# Dataset
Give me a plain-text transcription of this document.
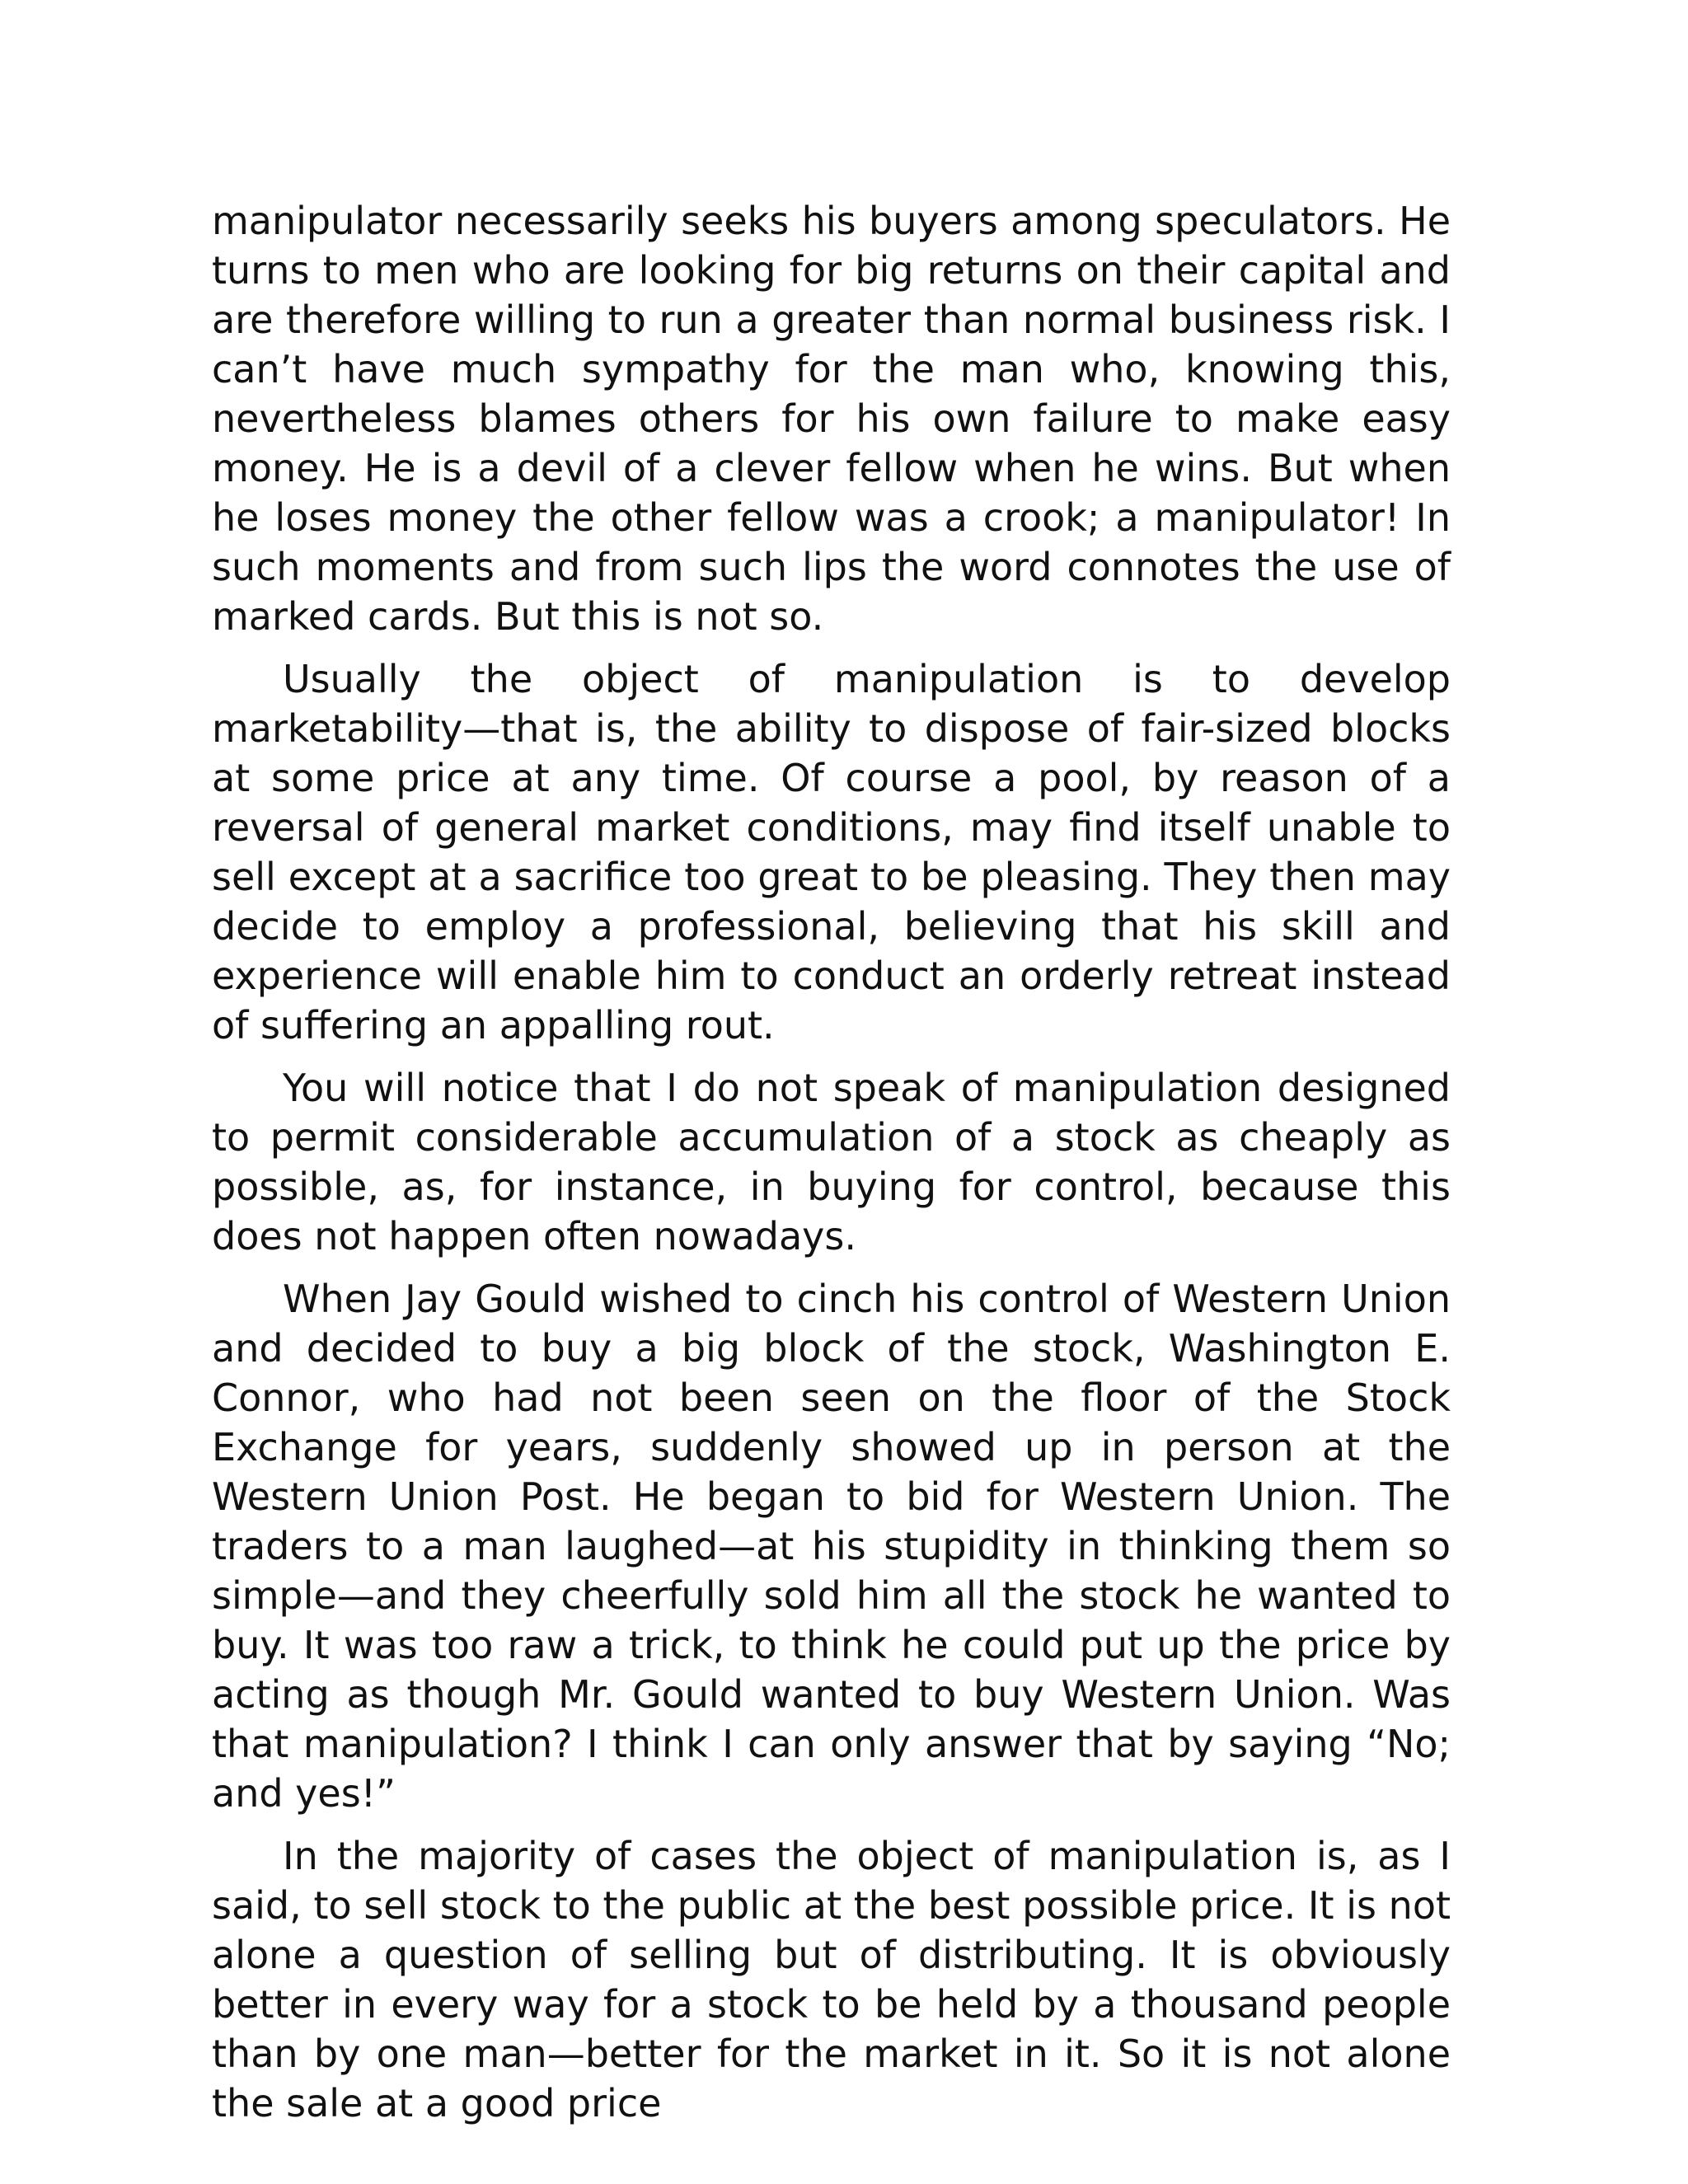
manipulator necessarily seeks his buyers among speculators. He turns to men who are looking for big returns on their capital and are therefore willing to run a greater than normal business risk. I can’t have much sympathy for the man who, knowing this, nevertheless blames others for his own failure to make easy money. He is a devil of a clever fellow when he wins. But when he loses money the other fellow was a crook; a manipulator! In such moments and from such lips the word connotes the use of marked cards. But this is not so.

Usually the object of manipulation is to develop marketability—that is, the ability to dispose of fair-sized blocks at some price at any time. Of course a pool, by reason of a reversal of general market conditions, may find itself unable to sell except at a sacrifice too great to be pleasing. They then may decide to employ a professional, believing that his skill and experience will enable him to conduct an orderly retreat instead of suffering an appalling rout.

You will notice that I do not speak of manipulation designed to permit considerable accumulation of a stock as cheaply as possible, as, for instance, in buying for control, because this does not happen often nowadays.

When Jay Gould wished to cinch his control of Western Union and decided to buy a big block of the stock, Washington E. Connor, who had not been seen on the floor of the Stock Exchange for years, suddenly showed up in person at the Western Union Post. He began to bid for Western Union. The traders to a man laughed—at his stupidity in thinking them so simple—and they cheerfully sold him all the stock he wanted to buy. It was too raw a trick, to think he could put up the price by acting as though Mr. Gould wanted to buy Western Union. Was that manipulation? I think I can only answer that by saying “No; and yes!”

In the majority of cases the object of manipulation is, as I said, to sell stock to the public at the best possible price. It is not alone a question of selling but of distributing. It is obviously better in every way for a stock to be held by a thousand people than by one man—better for the market in it. So it is not alone the sale at a good price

# Written problem
Repeat each entry precisely as it appears. Leave the pictures out.

# Output for this exercise
Give me a plain-text transcription of this document.
manipulator necessarily seeks his buyers among speculators. He turns to men who are looking for big returns on their capital and are therefore willing to run a greater than normal business risk. I can’t have much sympathy for the man who, knowing this, nevertheless blames others for his own failure to make easy money. He is a devil of a clever fellow when he wins. But when he loses money the other fellow was a crook; a manipulator! In such moments and from such lips the word connotes the use of marked cards. But this is not so.

Usually the object of manipulation is to develop marketability—that is, the ability to dispose of fair-sized blocks at some price at any time. Of course a pool, by reason of a reversal of general market conditions, may find itself unable to sell except at a sacrifice too great to be pleasing. They then may decide to employ a professional, believing that his skill and experience will enable him to conduct an orderly retreat instead of suffering an appalling rout.

You will notice that I do not speak of manipulation designed to permit considerable accumulation of a stock as cheaply as possible, as, for instance, in buying for control, because this does not happen often nowadays.

When Jay Gould wished to cinch his control of Western Union and decided to buy a big block of the stock, Washington E. Connor, who had not been seen on the floor of the Stock Exchange for years, suddenly showed up in person at the Western Union Post. He began to bid for Western Union. The traders to a man laughed—at his stupidity in thinking them so simple—and they cheerfully sold him all the stock he wanted to buy. It was too raw a trick, to think he could put up the price by acting as though Mr. Gould wanted to buy Western Union. Was that manipulation? I think I can only answer that by saying “No; and yes!”

In the majority of cases the object of manipulation is, as I said, to sell stock to the public at the best possible price. It is not alone a question of selling but of distributing. It is obviously better in every way for a stock to be held by a thousand people than by one man—better for the market in it. So it is not alone the sale at a good price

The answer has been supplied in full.